### To do:
Copy the items from the line with "x-tick-label: 9 <box>1122 773 1139 803</box>" to the line with "axes <box>92 58 1307 773</box>" verbatim.

......

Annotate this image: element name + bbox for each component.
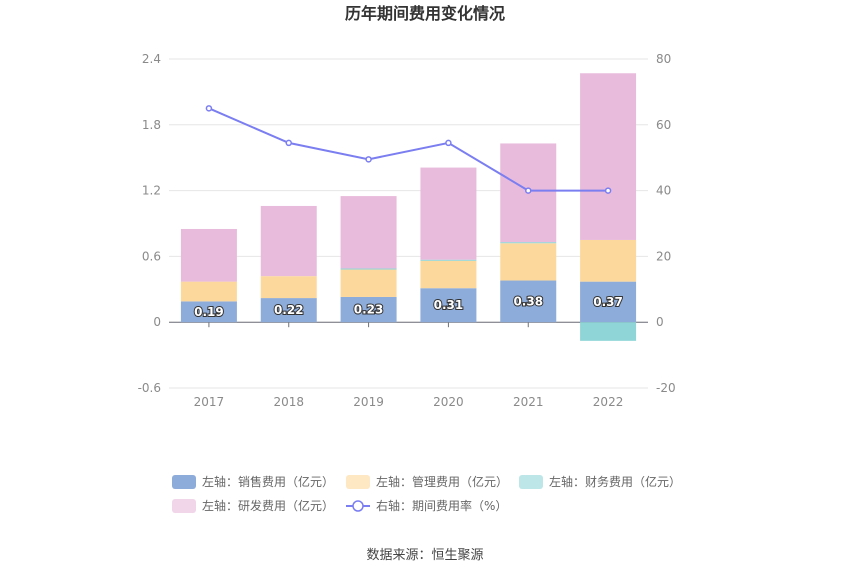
legend-label: 左轴：销售费用（亿元） xyxy=(202,474,334,489)
bar-segment xyxy=(420,260,477,289)
left-tick-label: 1.8 xyxy=(142,118,161,132)
data-label: 0.37 xyxy=(593,295,623,309)
bar-segment xyxy=(500,280,557,323)
x-tick-label: 2018 xyxy=(273,395,304,409)
bar-segment xyxy=(340,268,397,270)
bar-segment xyxy=(340,196,397,269)
bar-segment xyxy=(180,281,237,302)
legend-swatch xyxy=(346,475,370,489)
x-tick-label: 2022 xyxy=(593,395,624,409)
rate-line xyxy=(208,107,609,192)
bar-segment xyxy=(420,167,477,260)
legend-label: 左轴：研发费用（亿元） xyxy=(202,498,334,513)
left-tick-label: 2.4 xyxy=(142,52,161,66)
chart-title: 历年期间费用变化情况 xyxy=(345,4,505,23)
line-point xyxy=(445,139,452,147)
right-tick-label: -20 xyxy=(656,381,676,395)
data-label: 0.38 xyxy=(513,294,543,308)
line-point xyxy=(205,105,213,112)
bar-segment xyxy=(180,228,237,282)
legend-line-marker xyxy=(352,500,364,512)
legend-swatch xyxy=(172,475,196,489)
bar-series xyxy=(180,73,637,341)
data-label: 0.19 xyxy=(194,305,224,319)
legend-label: 左轴：管理费用（亿元） xyxy=(376,474,508,489)
bar-data-labels: 0.19 0.22 0.23 0.31 0.38 0.37 xyxy=(193,293,624,319)
line-series xyxy=(205,105,612,194)
line-point xyxy=(365,156,372,163)
right-tick-label: 20 xyxy=(656,249,671,263)
bar-segment xyxy=(580,239,637,282)
bar-segment xyxy=(260,276,317,299)
bar-segment xyxy=(420,288,477,323)
bar-segment xyxy=(580,322,637,341)
right-tick-label: 0 xyxy=(656,315,664,329)
left-tick-label: 0.6 xyxy=(142,249,161,263)
right-tick-label: 40 xyxy=(656,184,671,198)
legend-swatch xyxy=(172,499,196,513)
bar-segment xyxy=(180,301,237,323)
line-point xyxy=(525,187,532,194)
bar-segment xyxy=(340,269,397,297)
legend-label: 左轴：财务费用（亿元） xyxy=(549,474,681,489)
left-tick-label: 1.2 xyxy=(142,184,161,198)
data-label: 0.22 xyxy=(274,303,304,317)
legend-swatch xyxy=(519,475,543,489)
data-label: 0.23 xyxy=(354,303,384,317)
grid-lines xyxy=(169,58,648,389)
bar-segment xyxy=(260,298,317,323)
left-tick-label: 0 xyxy=(153,315,161,329)
source-note: 数据来源：恒生聚源 xyxy=(366,548,483,563)
right-axis: -20 0 20 40 60 80 xyxy=(656,52,676,395)
bar-segment xyxy=(260,205,317,277)
left-axis: -0.6 0 0.6 1.2 1.8 2.4 xyxy=(138,52,161,395)
legend: 左轴：销售费用（亿元） 左轴：管理费用（亿元） 左轴：财务费用（亿元） 左轴：研发费用… xyxy=(172,474,681,513)
x-tick-label: 2020 xyxy=(433,395,464,409)
legend-label: 右轴：期间费用率（%） xyxy=(376,498,507,513)
right-tick-label: 60 xyxy=(656,118,671,132)
bar-segment xyxy=(340,296,397,323)
x-tick-label: 2021 xyxy=(513,395,544,409)
bar-segment xyxy=(580,281,637,323)
line-point xyxy=(604,187,612,194)
bar-segment xyxy=(500,243,557,281)
bar-segment xyxy=(580,73,637,240)
right-tick-label: 80 xyxy=(656,52,671,66)
bar-segment xyxy=(420,259,477,261)
left-tick-label: -0.6 xyxy=(138,381,161,395)
data-label: 0.31 xyxy=(434,298,464,312)
bar-segment xyxy=(500,242,557,244)
x-tick-label: 2017 xyxy=(194,395,225,409)
line-point xyxy=(285,139,292,147)
x-tick-label: 2019 xyxy=(353,395,384,409)
x-axis: 2017 2018 2019 2020 2021 2022 xyxy=(194,395,624,409)
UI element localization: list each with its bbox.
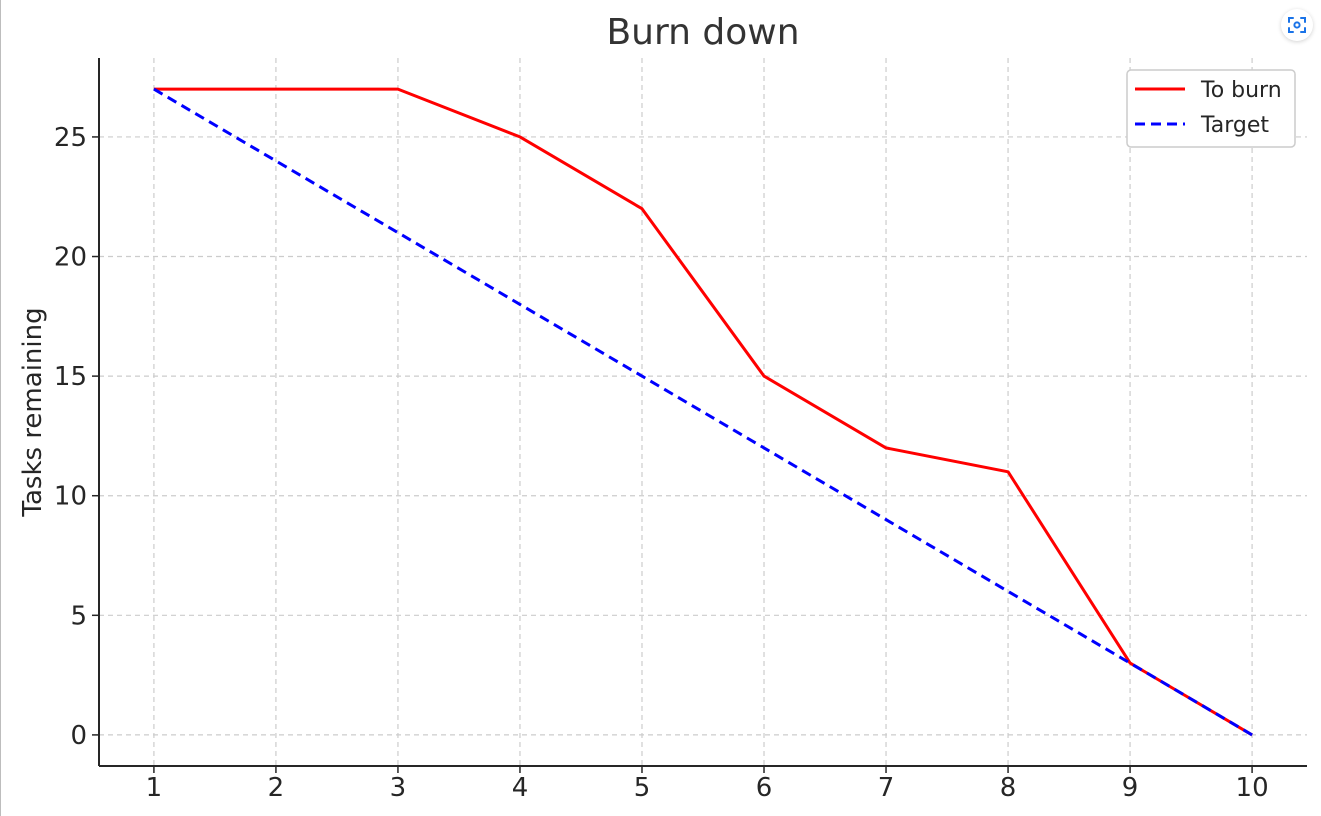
x-tick-label: 9 <box>1122 773 1139 803</box>
focus-view-button[interactable] <box>1281 9 1313 41</box>
x-tick-label: 7 <box>878 773 895 803</box>
y-tick-label: 10 <box>54 482 87 512</box>
x-tick-label: 6 <box>756 773 773 803</box>
x-tick-label: 5 <box>634 773 651 803</box>
axes <box>92 58 1307 773</box>
tick-labels: 1 2 3 4 5 6 7 8 9 10 0 5 10 15 20 25 <box>54 123 1269 803</box>
focus-scan-icon <box>1288 17 1306 33</box>
x-tick-label: 1 <box>146 773 163 803</box>
x-tick-label: 2 <box>268 773 285 803</box>
chart-title: Burn down <box>606 12 799 53</box>
y-tick-label: 5 <box>70 601 87 631</box>
grid-lines <box>99 58 1307 766</box>
legend-label-to-burn: To burn <box>1200 78 1282 103</box>
y-tick-label: 15 <box>54 362 87 392</box>
y-tick-label: 0 <box>70 721 87 751</box>
y-axis-title: Tasks remaining <box>18 307 48 517</box>
y-tick-label: 20 <box>54 243 87 273</box>
x-tick-label: 4 <box>512 773 529 803</box>
y-tick-label: 25 <box>54 123 87 153</box>
series-lines <box>153 87 1253 737</box>
legend-label-target: Target <box>1200 113 1269 138</box>
x-tick-label: 10 <box>1236 773 1269 803</box>
series-line-to-burn <box>153 87 1253 737</box>
x-tick-label: 8 <box>1000 773 1017 803</box>
legend: To burn Target <box>1126 69 1296 148</box>
x-tick-label: 3 <box>390 773 407 803</box>
series-line-target <box>153 87 1253 737</box>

......

### Output below:
x-tick-label: 9 <box>1122 773 1139 803</box>
focus-view-button[interactable] <box>1281 9 1313 41</box>
x-tick-label: 7 <box>878 773 895 803</box>
y-tick-label: 10 <box>54 482 87 512</box>
x-tick-label: 6 <box>756 773 773 803</box>
x-tick-label: 5 <box>634 773 651 803</box>
axes <box>92 58 1307 773</box>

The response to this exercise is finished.